Work to complete:
Leave out the pictures and restate the rest of the data exactly.

Stored entries:
──────────

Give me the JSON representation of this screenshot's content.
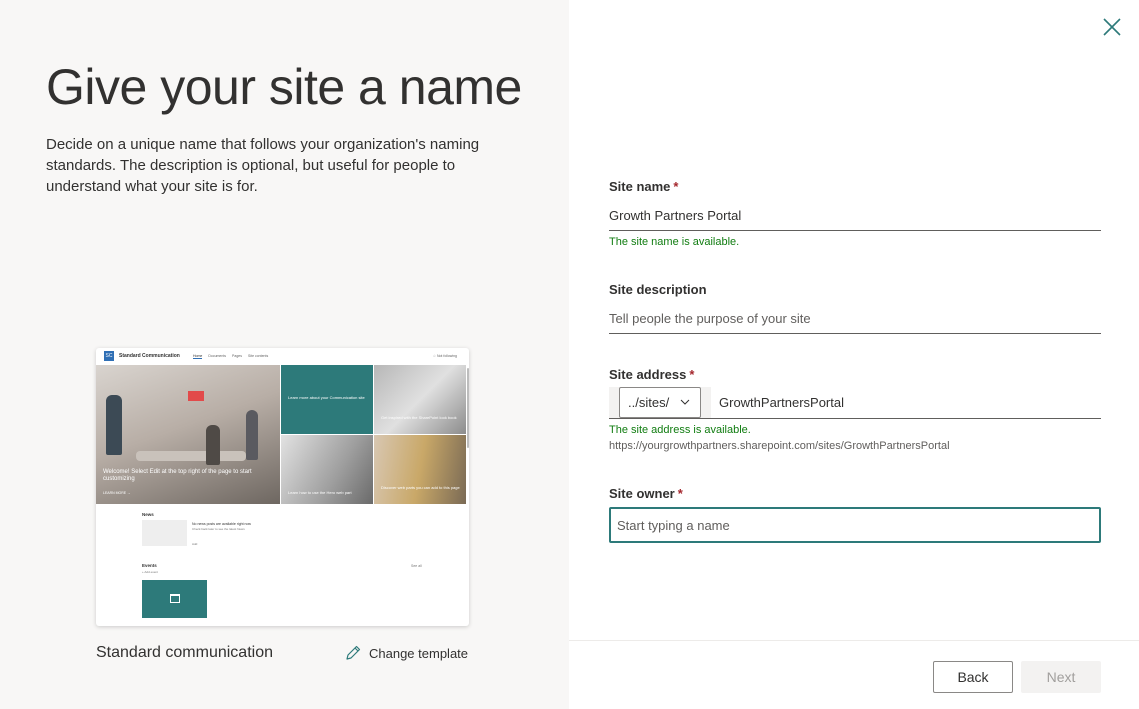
{
  "left": {
    "title": "Give your site a name",
    "subtitle": "Decide on a unique name that follows your organization's naming standards. The description is optional, but useful for people to understand what your site is for.",
    "preview": {
      "logo_text": "SC",
      "site_name": "Standard Communication",
      "nav": [
        "Home",
        "Documents",
        "Pages",
        "Site contents"
      ],
      "follow": "☆ Not following",
      "hero_text": "Welcome! Select Edit at the top right of the page to start customizing",
      "hero_link": "LEARN MORE →",
      "tile1": "Learn more about your Communication site",
      "tile2": "Get inspired with the SharePoint look book",
      "tile3": "Learn how to use the Hero web part",
      "tile4": "Discover web parts you can add to this page",
      "news_title": "News",
      "news_text": "No news posts are available right now",
      "news_sub": "Check back later to see the latest News",
      "news_add": "Add",
      "events_title": "Events",
      "events_sub": "+ Add event",
      "see_all": "See all"
    },
    "template_name": "Standard communication",
    "change_template": "Change template"
  },
  "form": {
    "site_name": {
      "label": "Site name",
      "required_mark": "*",
      "value": "Growth Partners Portal",
      "status": "The site name is available."
    },
    "site_description": {
      "label": "Site description",
      "placeholder": "Tell people the purpose of your site",
      "value": ""
    },
    "site_address": {
      "label": "Site address",
      "required_mark": "*",
      "prefix": "../sites/",
      "value": "GrowthPartnersPortal",
      "status": "The site address is available.",
      "full_url": "https://yourgrowthpartners.sharepoint.com/sites/GrowthPartnersPortal"
    },
    "site_owner": {
      "label": "Site owner",
      "required_mark": "*",
      "placeholder": "Start typing a name",
      "value": ""
    }
  },
  "footer": {
    "back_label": "Back",
    "next_label": "Next"
  },
  "icons": {
    "close": "close-icon",
    "pencil": "pencil-icon",
    "chevron": "chevron-down-icon",
    "calendar": "calendar-icon"
  },
  "colors": {
    "accent": "#2d7a7a",
    "success": "#107c10",
    "required": "#a4262c",
    "left_bg": "#f8f7f6"
  }
}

──────────

Final answer:
Give me the JSON representation of this screenshot's content.
{
  "left": {
    "title": "Give your site a name",
    "subtitle": "Decide on a unique name that follows your organization's naming standards. The description is optional, but useful for people to understand what your site is for.",
    "preview": {
      "logo_text": "SC",
      "site_name": "Standard Communication",
      "nav": [
        "Home",
        "Documents",
        "Pages",
        "Site contents"
      ],
      "follow": "☆ Not following",
      "hero_text": "Welcome! Select Edit at the top right of the page to start customizing",
      "hero_link": "LEARN MORE →",
      "tile1": "Learn more about your Communication site",
      "tile2": "Get inspired with the SharePoint look book",
      "tile3": "Learn how to use the Hero web part",
      "tile4": "Discover web parts you can add to this page",
      "news_title": "News",
      "news_text": "No news posts are available right now",
      "news_sub": "Check back later to see the latest News",
      "news_add": "Add",
      "events_title": "Events",
      "events_sub": "+ Add event",
      "see_all": "See all"
    },
    "template_name": "Standard communication",
    "change_template": "Change template"
  },
  "form": {
    "site_name": {
      "label": "Site name",
      "required_mark": "*",
      "value": "Growth Partners Portal",
      "status": "The site name is available."
    },
    "site_description": {
      "label": "Site description",
      "placeholder": "Tell people the purpose of your site",
      "value": ""
    },
    "site_address": {
      "label": "Site address",
      "required_mark": "*",
      "prefix": "../sites/",
      "value": "GrowthPartnersPortal",
      "status": "The site address is available.",
      "full_url": "https://yourgrowthpartners.sharepoint.com/sites/GrowthPartnersPortal"
    },
    "site_owner": {
      "label": "Site owner",
      "required_mark": "*",
      "placeholder": "Start typing a name",
      "value": ""
    }
  },
  "footer": {
    "back_label": "Back",
    "next_label": "Next"
  },
  "icons": {
    "close": "close-icon",
    "pencil": "pencil-icon",
    "chevron": "chevron-down-icon",
    "calendar": "calendar-icon"
  },
  "colors": {
    "accent": "#2d7a7a",
    "success": "#107c10",
    "required": "#a4262c",
    "left_bg": "#f8f7f6"
  }
}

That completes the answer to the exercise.